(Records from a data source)

◇ ◇ ◇ ◇

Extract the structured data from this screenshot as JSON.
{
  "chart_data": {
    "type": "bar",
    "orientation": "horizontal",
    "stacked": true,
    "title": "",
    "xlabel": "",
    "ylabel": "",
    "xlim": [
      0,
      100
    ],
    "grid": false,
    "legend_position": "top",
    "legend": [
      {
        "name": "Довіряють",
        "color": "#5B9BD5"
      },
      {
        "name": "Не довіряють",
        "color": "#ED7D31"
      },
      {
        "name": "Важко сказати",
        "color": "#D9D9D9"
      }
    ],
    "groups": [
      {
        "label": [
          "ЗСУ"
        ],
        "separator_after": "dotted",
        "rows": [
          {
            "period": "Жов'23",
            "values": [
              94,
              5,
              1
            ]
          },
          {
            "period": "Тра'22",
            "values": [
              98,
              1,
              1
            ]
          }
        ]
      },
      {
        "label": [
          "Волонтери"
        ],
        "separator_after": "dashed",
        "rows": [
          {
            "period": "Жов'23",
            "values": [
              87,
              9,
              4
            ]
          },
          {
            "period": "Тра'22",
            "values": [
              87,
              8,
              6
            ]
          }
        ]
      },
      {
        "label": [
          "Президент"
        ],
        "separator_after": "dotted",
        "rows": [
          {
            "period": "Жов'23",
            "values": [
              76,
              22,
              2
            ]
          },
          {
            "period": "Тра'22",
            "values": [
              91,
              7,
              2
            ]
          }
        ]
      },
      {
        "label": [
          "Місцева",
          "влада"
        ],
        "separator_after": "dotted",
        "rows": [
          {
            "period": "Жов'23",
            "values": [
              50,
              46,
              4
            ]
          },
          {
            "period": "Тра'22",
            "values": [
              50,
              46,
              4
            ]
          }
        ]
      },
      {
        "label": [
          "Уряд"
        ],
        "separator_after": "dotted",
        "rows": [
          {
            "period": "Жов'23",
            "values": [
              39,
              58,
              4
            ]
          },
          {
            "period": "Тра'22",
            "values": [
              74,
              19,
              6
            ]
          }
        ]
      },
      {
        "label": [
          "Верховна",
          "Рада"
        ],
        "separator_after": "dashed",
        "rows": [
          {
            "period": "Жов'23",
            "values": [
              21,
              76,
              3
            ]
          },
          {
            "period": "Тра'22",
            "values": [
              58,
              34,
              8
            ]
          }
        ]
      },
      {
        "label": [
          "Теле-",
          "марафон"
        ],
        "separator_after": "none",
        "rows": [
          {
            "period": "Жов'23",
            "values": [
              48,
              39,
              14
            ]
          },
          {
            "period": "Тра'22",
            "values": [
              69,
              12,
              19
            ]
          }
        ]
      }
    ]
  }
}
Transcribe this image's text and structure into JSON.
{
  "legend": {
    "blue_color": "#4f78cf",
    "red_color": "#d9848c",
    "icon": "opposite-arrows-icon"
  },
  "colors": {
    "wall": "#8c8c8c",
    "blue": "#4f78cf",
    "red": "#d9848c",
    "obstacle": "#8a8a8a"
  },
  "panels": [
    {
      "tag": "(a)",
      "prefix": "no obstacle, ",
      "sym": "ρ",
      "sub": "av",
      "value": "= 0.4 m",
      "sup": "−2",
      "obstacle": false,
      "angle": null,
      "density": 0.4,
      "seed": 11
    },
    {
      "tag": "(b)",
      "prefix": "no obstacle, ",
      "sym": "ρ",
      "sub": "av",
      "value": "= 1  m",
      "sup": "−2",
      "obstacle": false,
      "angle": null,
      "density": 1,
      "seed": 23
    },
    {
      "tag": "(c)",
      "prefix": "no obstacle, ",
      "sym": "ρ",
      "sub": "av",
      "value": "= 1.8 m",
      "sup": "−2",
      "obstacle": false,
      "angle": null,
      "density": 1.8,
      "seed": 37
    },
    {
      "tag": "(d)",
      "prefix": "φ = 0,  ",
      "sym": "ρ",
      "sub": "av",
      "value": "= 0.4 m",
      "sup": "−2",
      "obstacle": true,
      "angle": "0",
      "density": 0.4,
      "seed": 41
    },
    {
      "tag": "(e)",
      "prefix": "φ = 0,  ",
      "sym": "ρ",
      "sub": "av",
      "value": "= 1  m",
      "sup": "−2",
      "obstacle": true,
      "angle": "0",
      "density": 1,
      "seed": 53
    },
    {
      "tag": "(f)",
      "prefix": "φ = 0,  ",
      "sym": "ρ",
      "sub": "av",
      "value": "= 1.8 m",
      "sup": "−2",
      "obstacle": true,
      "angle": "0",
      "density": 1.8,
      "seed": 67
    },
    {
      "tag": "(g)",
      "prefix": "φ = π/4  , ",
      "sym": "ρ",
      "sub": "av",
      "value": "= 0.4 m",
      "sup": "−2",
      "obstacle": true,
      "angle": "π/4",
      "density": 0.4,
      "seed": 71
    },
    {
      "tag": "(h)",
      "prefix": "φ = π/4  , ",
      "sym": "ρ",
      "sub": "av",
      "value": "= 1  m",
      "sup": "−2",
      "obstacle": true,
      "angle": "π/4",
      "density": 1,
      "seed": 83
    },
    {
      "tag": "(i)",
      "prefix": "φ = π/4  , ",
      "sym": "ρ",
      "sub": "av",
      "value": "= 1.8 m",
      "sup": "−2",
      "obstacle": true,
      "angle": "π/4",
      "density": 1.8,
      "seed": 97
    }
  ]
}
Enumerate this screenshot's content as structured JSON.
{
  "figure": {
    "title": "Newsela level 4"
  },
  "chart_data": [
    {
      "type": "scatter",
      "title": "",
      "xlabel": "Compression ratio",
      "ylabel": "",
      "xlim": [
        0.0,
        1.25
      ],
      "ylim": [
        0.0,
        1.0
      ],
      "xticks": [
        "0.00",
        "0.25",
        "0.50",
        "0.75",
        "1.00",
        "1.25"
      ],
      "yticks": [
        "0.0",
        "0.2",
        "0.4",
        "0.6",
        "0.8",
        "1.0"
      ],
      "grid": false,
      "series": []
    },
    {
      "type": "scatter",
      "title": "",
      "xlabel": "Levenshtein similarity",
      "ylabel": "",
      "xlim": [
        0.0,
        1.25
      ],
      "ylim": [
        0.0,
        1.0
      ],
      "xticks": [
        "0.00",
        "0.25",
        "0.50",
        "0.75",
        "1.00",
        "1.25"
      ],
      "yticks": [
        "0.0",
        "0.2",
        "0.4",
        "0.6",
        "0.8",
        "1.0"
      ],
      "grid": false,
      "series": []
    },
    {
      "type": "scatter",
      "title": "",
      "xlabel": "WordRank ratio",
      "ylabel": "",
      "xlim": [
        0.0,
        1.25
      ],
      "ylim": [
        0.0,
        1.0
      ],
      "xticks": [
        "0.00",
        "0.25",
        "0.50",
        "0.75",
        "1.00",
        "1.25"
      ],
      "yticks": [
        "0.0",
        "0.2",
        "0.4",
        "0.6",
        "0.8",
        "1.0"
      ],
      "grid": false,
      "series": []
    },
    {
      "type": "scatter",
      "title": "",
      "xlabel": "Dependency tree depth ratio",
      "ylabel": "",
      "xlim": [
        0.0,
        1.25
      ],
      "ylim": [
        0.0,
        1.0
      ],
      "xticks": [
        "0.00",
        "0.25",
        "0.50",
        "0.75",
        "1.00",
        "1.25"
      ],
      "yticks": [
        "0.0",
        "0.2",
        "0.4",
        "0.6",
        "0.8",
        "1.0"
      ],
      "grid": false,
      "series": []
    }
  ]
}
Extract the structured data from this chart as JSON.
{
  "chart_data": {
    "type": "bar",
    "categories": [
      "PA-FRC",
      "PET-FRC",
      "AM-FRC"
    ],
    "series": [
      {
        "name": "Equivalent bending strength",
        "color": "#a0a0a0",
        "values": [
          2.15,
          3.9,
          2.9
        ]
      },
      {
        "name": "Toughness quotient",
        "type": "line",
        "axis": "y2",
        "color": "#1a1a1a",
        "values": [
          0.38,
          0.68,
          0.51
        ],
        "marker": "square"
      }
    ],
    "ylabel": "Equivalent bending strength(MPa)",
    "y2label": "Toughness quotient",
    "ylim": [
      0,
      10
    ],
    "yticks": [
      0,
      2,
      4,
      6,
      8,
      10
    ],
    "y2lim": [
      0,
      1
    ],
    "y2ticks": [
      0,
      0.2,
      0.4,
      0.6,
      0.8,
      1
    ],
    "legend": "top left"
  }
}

◇ ◇ ◇ ◇

◆ Exercise task ◆
Reproduce each line holding the word "ratio".

◆ Answer for this exercise ◆
      "xlabel": "Compression ratio",
      "xlabel": "WordRank ratio",
      "xlabel": "Dependency tree depth ratio",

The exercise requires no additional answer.